AIM :: Repeat the lines of the listing below exactly, starting at the line that contains "What data populates" and running through the last line, both included, and only those.

INPUT DATA ::
-*-
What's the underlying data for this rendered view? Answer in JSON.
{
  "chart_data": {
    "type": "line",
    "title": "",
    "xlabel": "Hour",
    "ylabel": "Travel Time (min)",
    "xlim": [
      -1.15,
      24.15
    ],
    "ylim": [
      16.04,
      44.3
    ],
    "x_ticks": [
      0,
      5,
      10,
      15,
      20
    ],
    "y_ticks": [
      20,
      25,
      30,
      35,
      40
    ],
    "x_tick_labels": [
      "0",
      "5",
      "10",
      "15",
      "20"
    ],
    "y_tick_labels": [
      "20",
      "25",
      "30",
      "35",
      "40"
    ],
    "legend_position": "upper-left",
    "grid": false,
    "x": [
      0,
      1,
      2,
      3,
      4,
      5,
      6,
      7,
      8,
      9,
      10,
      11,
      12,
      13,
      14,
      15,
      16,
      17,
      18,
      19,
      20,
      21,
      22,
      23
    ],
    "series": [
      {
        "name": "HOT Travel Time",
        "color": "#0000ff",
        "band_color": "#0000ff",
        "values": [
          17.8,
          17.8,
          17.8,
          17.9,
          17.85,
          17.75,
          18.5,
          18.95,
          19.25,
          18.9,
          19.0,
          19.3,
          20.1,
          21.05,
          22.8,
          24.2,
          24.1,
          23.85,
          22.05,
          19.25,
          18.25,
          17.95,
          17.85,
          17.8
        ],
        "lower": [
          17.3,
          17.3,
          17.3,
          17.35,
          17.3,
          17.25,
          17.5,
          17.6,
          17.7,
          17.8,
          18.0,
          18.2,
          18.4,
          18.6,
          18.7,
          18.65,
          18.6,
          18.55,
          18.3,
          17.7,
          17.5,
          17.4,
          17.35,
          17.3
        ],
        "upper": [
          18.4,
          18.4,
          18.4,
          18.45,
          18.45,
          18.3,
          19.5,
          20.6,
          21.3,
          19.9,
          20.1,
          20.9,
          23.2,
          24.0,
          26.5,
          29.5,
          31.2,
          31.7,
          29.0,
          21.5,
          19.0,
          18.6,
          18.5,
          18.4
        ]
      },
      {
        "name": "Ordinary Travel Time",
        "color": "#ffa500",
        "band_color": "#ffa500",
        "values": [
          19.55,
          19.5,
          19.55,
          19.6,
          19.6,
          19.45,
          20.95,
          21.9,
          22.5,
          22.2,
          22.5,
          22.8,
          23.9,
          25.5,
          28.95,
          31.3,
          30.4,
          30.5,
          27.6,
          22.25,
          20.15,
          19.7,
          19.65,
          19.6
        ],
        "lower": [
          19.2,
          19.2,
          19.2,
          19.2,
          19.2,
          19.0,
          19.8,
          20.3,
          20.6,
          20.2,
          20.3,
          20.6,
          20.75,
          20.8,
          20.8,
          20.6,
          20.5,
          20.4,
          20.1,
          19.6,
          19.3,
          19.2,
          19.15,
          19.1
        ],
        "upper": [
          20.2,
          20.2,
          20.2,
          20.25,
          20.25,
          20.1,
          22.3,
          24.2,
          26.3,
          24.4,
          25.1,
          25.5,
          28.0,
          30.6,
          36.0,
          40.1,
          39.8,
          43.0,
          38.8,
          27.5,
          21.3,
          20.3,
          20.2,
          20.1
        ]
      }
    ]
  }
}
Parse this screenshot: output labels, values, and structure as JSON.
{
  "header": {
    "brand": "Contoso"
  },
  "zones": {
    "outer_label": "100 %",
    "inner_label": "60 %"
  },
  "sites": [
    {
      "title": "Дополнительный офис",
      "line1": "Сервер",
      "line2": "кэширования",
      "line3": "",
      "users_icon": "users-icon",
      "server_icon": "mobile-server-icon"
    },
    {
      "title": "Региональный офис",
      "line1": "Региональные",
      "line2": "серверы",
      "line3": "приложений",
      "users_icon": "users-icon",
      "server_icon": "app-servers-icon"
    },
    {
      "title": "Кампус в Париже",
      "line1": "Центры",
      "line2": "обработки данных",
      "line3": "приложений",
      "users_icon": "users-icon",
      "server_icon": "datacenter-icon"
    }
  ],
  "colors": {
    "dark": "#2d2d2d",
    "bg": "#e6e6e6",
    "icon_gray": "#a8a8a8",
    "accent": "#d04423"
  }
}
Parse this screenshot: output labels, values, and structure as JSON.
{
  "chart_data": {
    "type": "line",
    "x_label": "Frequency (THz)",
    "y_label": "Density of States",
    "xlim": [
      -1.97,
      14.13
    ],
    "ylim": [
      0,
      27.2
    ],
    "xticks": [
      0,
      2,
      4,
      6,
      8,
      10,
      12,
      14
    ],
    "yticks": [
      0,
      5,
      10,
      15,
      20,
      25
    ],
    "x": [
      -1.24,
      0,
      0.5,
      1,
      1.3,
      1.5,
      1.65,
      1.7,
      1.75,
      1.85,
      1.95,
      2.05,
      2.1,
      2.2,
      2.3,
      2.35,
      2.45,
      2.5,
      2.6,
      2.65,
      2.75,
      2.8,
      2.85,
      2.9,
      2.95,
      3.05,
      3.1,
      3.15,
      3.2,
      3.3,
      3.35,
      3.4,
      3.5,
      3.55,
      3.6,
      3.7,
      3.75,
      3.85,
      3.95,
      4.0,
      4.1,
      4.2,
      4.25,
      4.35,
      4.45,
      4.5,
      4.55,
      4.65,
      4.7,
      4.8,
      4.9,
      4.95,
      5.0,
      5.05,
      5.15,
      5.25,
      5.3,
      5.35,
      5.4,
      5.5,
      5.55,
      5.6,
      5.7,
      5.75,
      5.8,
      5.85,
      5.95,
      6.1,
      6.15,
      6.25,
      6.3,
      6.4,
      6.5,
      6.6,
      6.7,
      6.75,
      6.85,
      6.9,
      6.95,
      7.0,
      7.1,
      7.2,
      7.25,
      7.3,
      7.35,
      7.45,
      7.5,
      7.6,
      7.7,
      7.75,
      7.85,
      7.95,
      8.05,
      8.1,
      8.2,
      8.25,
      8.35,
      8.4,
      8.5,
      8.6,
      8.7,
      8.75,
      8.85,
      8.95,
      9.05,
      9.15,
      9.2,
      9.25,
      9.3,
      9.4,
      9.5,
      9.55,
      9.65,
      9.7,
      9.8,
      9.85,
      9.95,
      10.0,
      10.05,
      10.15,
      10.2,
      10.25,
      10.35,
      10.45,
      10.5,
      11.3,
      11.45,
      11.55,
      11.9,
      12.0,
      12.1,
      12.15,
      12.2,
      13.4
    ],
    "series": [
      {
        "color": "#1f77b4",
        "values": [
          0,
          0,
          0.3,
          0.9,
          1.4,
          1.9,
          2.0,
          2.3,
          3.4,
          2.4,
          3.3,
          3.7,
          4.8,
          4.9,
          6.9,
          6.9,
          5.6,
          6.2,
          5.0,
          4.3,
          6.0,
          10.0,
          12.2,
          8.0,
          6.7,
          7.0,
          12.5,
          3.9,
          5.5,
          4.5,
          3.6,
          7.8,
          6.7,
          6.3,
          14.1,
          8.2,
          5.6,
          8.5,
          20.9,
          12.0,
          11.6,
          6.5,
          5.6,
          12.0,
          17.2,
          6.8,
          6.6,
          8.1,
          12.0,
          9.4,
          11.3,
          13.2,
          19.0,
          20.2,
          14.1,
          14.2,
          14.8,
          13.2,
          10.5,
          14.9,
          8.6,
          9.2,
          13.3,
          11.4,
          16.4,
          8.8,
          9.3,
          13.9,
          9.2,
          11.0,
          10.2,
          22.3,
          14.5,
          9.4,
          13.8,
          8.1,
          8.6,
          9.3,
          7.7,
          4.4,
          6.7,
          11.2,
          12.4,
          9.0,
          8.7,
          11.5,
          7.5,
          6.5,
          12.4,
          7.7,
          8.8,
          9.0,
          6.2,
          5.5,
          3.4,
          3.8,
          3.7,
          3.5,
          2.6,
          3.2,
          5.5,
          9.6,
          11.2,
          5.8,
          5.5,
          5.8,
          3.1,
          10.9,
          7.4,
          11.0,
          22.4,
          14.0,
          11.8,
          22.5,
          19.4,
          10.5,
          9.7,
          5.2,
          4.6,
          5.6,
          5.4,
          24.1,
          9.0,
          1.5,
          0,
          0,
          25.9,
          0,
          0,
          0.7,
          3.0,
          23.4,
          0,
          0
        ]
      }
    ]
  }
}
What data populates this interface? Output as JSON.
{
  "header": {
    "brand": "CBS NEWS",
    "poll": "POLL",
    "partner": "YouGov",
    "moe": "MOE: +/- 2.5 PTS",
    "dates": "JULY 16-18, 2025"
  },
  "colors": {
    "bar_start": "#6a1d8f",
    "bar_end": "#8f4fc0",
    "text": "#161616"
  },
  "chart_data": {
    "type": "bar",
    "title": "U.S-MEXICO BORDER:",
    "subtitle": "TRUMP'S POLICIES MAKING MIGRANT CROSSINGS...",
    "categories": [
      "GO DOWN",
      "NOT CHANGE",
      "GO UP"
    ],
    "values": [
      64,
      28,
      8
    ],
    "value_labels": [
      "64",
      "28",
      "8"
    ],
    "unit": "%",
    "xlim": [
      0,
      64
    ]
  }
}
-*-
OUTPUT OF THE TASK ::
What data populates this interface? Output as JSON.
{
  "header": {
    "brand": "CBS NEWS",
    "poll": "POLL",
    "partner": "YouGov",
    "moe": "MOE: +/- 2.5 PTS",
    "dates": "JULY 16-18, 2025"
  },
  "colors": {
    "bar_start": "#6a1d8f",
    "bar_end": "#8f4fc0",
    "text": "#161616"
  },
  "chart_data": {
    "type": "bar",
    "title": "U.S-MEXICO BORDER:",
    "subtitle": "TRUMP'S POLICIES MAKING MIGRANT CROSSINGS...",
    "categories": [
      "GO DOWN",
      "NOT CHANGE",
      "GO UP"
    ],
    "values": [
      64,
      28,
      8
    ],
    "value_labels": [
      "64",
      "28",
      "8"
    ],
    "unit": "%",
    "xlim": [
      0,
      64
    ]
  }
}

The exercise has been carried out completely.